── Data rows ──

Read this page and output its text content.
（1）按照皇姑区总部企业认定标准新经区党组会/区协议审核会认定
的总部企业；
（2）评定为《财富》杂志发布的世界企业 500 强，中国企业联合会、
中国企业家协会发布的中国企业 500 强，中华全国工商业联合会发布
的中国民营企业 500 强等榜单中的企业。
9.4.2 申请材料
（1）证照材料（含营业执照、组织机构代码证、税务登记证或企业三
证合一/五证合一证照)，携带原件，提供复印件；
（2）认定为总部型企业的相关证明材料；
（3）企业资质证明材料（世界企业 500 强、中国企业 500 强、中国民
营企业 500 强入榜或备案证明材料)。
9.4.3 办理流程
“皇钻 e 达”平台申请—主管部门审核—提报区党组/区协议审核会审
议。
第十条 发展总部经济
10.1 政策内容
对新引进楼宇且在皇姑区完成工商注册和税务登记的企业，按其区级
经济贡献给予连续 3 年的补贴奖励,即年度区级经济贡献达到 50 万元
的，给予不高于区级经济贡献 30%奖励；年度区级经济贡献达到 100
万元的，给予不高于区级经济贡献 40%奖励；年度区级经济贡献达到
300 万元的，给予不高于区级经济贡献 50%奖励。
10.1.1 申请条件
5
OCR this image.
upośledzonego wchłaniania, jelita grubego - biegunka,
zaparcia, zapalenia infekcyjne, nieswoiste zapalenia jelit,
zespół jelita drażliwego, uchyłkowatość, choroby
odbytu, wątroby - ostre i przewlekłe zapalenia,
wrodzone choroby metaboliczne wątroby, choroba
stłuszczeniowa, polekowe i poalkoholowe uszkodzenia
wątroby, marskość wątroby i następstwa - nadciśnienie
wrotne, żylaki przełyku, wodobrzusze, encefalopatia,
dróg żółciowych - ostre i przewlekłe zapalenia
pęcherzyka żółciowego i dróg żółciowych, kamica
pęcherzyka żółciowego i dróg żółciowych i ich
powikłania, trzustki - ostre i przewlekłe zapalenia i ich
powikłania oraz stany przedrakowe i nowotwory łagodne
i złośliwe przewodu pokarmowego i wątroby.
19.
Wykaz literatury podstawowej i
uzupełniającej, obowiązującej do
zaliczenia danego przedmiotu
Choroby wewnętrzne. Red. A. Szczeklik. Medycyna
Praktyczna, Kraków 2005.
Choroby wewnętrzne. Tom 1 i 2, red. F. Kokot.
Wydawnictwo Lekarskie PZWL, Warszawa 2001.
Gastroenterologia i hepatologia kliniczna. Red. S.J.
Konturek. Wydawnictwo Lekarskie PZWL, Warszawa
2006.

───

### Challenge
Scan the records above for the string "powikłania", then report every line that contains it.

### Written answer
powikłania, trzustki - ostre i przewlekłe zapalenia i ich
powikłania oraz stany przedrakowe i nowotwory łagodne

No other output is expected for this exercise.